== INFORMATION SUPPLIED ==
§ §

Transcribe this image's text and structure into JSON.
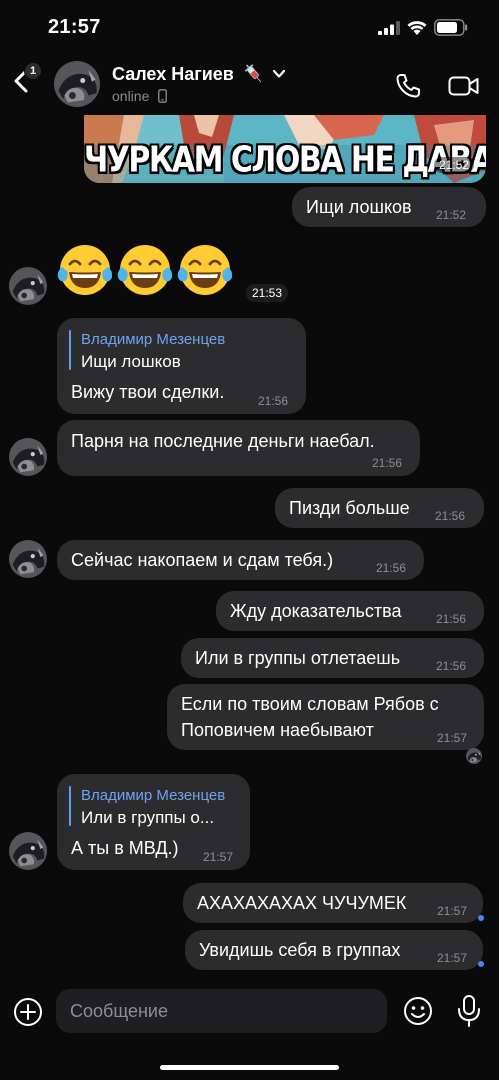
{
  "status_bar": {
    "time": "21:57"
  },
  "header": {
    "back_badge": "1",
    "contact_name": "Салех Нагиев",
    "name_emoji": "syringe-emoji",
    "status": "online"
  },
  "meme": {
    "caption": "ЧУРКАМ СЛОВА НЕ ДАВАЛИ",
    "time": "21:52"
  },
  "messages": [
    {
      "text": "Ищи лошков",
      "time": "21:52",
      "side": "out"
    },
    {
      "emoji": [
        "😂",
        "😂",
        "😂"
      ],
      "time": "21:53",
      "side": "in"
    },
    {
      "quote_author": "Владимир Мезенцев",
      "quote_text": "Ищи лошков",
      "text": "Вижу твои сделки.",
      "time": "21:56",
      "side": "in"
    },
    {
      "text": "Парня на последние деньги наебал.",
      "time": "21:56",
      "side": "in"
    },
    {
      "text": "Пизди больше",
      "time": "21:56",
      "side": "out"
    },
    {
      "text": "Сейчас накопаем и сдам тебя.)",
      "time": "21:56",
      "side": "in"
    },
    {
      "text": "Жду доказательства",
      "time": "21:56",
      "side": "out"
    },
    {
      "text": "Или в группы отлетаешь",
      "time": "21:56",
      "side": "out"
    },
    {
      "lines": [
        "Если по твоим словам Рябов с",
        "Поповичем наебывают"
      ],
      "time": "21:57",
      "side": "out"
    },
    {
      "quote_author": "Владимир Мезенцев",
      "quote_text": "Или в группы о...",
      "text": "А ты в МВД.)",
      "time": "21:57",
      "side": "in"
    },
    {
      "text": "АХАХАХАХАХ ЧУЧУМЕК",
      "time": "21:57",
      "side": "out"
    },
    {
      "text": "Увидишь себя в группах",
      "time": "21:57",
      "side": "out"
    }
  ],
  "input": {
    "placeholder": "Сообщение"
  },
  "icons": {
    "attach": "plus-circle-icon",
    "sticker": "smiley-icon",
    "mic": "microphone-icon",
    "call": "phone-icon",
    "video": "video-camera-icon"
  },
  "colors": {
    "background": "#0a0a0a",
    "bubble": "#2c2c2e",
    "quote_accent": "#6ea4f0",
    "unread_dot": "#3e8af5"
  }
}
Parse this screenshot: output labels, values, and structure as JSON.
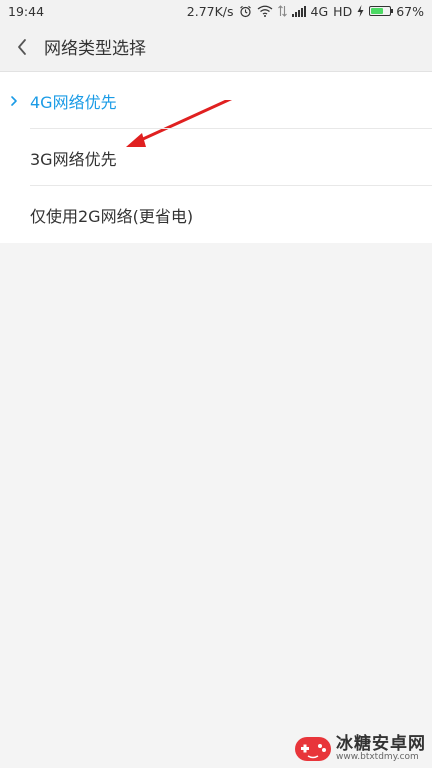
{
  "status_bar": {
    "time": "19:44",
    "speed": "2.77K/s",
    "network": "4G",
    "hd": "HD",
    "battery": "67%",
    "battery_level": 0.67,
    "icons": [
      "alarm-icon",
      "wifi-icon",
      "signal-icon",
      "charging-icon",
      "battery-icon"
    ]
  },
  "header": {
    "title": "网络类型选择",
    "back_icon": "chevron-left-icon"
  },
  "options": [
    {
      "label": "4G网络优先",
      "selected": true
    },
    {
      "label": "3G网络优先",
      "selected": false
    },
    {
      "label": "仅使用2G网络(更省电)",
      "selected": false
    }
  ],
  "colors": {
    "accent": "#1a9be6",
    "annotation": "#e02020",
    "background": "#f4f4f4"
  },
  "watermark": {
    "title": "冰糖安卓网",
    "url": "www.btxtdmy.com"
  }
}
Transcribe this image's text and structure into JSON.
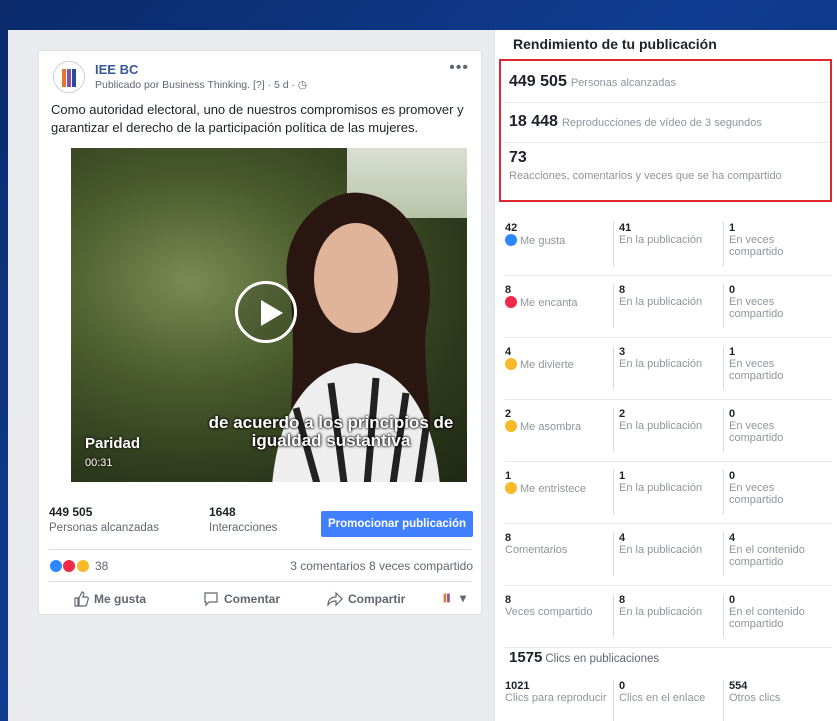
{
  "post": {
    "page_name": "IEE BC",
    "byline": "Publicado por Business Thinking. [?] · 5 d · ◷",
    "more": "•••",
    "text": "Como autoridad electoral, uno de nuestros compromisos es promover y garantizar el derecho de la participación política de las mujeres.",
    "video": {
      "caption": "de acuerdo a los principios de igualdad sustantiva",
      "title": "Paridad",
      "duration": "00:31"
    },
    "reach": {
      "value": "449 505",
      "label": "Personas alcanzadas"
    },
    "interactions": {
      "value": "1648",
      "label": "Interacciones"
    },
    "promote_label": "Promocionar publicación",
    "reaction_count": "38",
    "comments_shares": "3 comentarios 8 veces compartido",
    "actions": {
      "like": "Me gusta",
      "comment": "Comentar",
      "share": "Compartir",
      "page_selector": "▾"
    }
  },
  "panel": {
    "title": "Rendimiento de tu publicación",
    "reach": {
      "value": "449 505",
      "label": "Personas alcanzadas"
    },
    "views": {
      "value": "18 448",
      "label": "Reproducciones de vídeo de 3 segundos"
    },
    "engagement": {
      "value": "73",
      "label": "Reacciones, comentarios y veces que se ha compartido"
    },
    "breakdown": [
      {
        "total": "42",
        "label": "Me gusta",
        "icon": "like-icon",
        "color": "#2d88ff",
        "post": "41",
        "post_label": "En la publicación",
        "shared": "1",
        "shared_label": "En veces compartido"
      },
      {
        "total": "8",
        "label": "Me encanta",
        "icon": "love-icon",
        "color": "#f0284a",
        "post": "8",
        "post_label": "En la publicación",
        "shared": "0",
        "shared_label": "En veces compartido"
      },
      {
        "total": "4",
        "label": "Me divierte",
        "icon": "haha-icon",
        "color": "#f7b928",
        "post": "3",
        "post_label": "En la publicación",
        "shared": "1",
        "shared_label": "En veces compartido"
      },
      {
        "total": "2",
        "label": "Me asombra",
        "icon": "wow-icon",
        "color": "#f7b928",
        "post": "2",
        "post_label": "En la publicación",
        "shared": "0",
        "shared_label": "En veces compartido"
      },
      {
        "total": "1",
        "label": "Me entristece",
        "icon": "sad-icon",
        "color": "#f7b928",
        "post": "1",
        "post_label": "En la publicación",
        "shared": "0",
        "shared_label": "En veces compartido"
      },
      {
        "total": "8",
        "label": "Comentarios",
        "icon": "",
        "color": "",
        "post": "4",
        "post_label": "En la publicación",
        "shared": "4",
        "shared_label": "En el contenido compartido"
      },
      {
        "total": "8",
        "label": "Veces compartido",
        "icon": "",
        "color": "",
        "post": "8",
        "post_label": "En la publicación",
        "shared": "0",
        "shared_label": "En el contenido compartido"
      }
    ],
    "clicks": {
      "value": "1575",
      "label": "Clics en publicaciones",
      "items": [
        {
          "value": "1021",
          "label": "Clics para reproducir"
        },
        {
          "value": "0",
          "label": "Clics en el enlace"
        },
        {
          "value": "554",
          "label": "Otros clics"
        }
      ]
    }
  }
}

§ §

== WHAT YOU HAVE TO DO ==
Write out the records above once more, word for word, with no pictures.

== SOLUTION ==
Transcribe this image's text and structure into JSON.
{
  "status_bar": {
    "time": "21:57"
  },
  "header": {
    "back_badge": "1",
    "contact_name": "Салех Нагиев",
    "name_emoji": "syringe-emoji",
    "status": "online"
  },
  "meme": {
    "caption": "ЧУРКАМ СЛОВА НЕ ДАВАЛИ",
    "time": "21:52"
  },
  "messages": [
    {
      "text": "Ищи лошков",
      "time": "21:52",
      "side": "out"
    },
    {
      "emoji": [
        "😂",
        "😂",
        "😂"
      ],
      "time": "21:53",
      "side": "in"
    },
    {
      "quote_author": "Владимир Мезенцев",
      "quote_text": "Ищи лошков",
      "text": "Вижу твои сделки.",
      "time": "21:56",
      "side": "in"
    },
    {
      "text": "Парня на последние деньги наебал.",
      "time": "21:56",
      "side": "in"
    },
    {
      "text": "Пизди больше",
      "time": "21:56",
      "side": "out"
    },
    {
      "text": "Сейчас накопаем и сдам тебя.)",
      "time": "21:56",
      "side": "in"
    },
    {
      "text": "Жду доказательства",
      "time": "21:56",
      "side": "out"
    },
    {
      "text": "Или в группы отлетаешь",
      "time": "21:56",
      "side": "out"
    },
    {
      "lines": [
        "Если по твоим словам Рябов с",
        "Поповичем наебывают"
      ],
      "time": "21:57",
      "side": "out"
    },
    {
      "quote_author": "Владимир Мезенцев",
      "quote_text": "Или в группы о...",
      "text": "А ты в МВД.)",
      "time": "21:57",
      "side": "in"
    },
    {
      "text": "АХАХАХАХАХ ЧУЧУМЕК",
      "time": "21:57",
      "side": "out"
    },
    {
      "text": "Увидишь себя в группах",
      "time": "21:57",
      "side": "out"
    }
  ],
  "input": {
    "placeholder": "Сообщение"
  },
  "icons": {
    "attach": "plus-circle-icon",
    "sticker": "smiley-icon",
    "mic": "microphone-icon",
    "call": "phone-icon",
    "video": "video-camera-icon"
  },
  "colors": {
    "background": "#0a0a0a",
    "bubble": "#2c2c2e",
    "quote_accent": "#6ea4f0",
    "unread_dot": "#3e8af5"
  }
}
Parse this screenshot: output labels, values, and structure as JSON.
{
  "status_bar": {
    "time": "19:44",
    "speed": "2.77K/s",
    "network": "4G",
    "hd": "HD",
    "battery": "67%",
    "battery_level": 0.67,
    "icons": [
      "alarm-icon",
      "wifi-icon",
      "signal-icon",
      "charging-icon",
      "battery-icon"
    ]
  },
  "header": {
    "title": "网络类型选择",
    "back_icon": "chevron-left-icon"
  },
  "options": [
    {
      "label": "4G网络优先",
      "selected": true
    },
    {
      "label": "3G网络优先",
      "selected": false
    },
    {
      "label": "仅使用2G网络(更省电)",
      "selected": false
    }
  ],
  "colors": {
    "accent": "#1a9be6",
    "annotation": "#e02020",
    "background": "#f4f4f4"
  },
  "watermark": {
    "title": "冰糖安卓网",
    "url": "www.btxtdmy.com"
  }
}
Transcribe this image's text and structure into JSON.
{
  "post": {
    "page_name": "IEE BC",
    "byline": "Publicado por Business Thinking. [?] · 5 d · ◷",
    "more": "•••",
    "text": "Como autoridad electoral, uno de nuestros compromisos es promover y garantizar el derecho de la participación política de las mujeres.",
    "video": {
      "caption": "de acuerdo a los principios de igualdad sustantiva",
      "title": "Paridad",
      "duration": "00:31"
    },
    "reach": {
      "value": "449 505",
      "label": "Personas alcanzadas"
    },
    "interactions": {
      "value": "1648",
      "label": "Interacciones"
    },
    "promote_label": "Promocionar publicación",
    "reaction_count": "38",
    "comments_shares": "3 comentarios 8 veces compartido",
    "actions": {
      "like": "Me gusta",
      "comment": "Comentar",
      "share": "Compartir",
      "page_selector": "▾"
    }
  },
  "panel": {
    "title": "Rendimiento de tu publicación",
    "reach": {
      "value": "449 505",
      "label": "Personas alcanzadas"
    },
    "views": {
      "value": "18 448",
      "label": "Reproducciones de vídeo de 3 segundos"
    },
    "engagement": {
      "value": "73",
      "label": "Reacciones, comentarios y veces que se ha compartido"
    },
    "breakdown": [
      {
        "total": "42",
        "label": "Me gusta",
        "icon": "like-icon",
        "color": "#2d88ff",
        "post": "41",
        "post_label": "En la publicación",
        "shared": "1",
        "shared_label": "En veces compartido"
      },
      {
        "total": "8",
        "label": "Me encanta",
        "icon": "love-icon",
        "color": "#f0284a",
        "post": "8",
        "post_label": "En la publicación",
        "shared": "0",
        "shared_label": "En veces compartido"
      },
      {
        "total": "4",
        "label": "Me divierte",
        "icon": "haha-icon",
        "color": "#f7b928",
        "post": "3",
        "post_label": "En la publicación",
        "shared": "1",
        "shared_label": "En veces compartido"
      },
      {
        "total": "2",
        "label": "Me asombra",
        "icon": "wow-icon",
        "color": "#f7b928",
        "post": "2",
        "post_label": "En la publicación",
        "shared": "0",
        "shared_label": "En veces compartido"
      },
      {
        "total": "1",
        "label": "Me entristece",
        "icon": "sad-icon",
        "color": "#f7b928",
        "post": "1",
        "post_label": "En la publicación",
        "shared": "0",
        "shared_label": "En veces compartido"
      },
      {
        "total": "8",
        "label": "Comentarios",
        "icon": "",
        "color": "",
        "post": "4",
        "post_label": "En la publicación",
        "shared": "4",
        "shared_label": "En el contenido compartido"
      },
      {
        "total": "8",
        "label": "Veces compartido",
        "icon": "",
        "color": "",
        "post": "8",
        "post_label": "En la publicación",
        "shared": "0",
        "shared_label": "En el contenido compartido"
      }
    ],
    "clicks": {
      "value": "1575",
      "label": "Clics en publicaciones",
      "items": [
        {
          "value": "1021",
          "label": "Clics para reproducir"
        },
        {
          "value": "0",
          "label": "Clics en el enlace"
        },
        {
          "value": "554",
          "label": "Otros clics"
        }
      ]
    }
  }
}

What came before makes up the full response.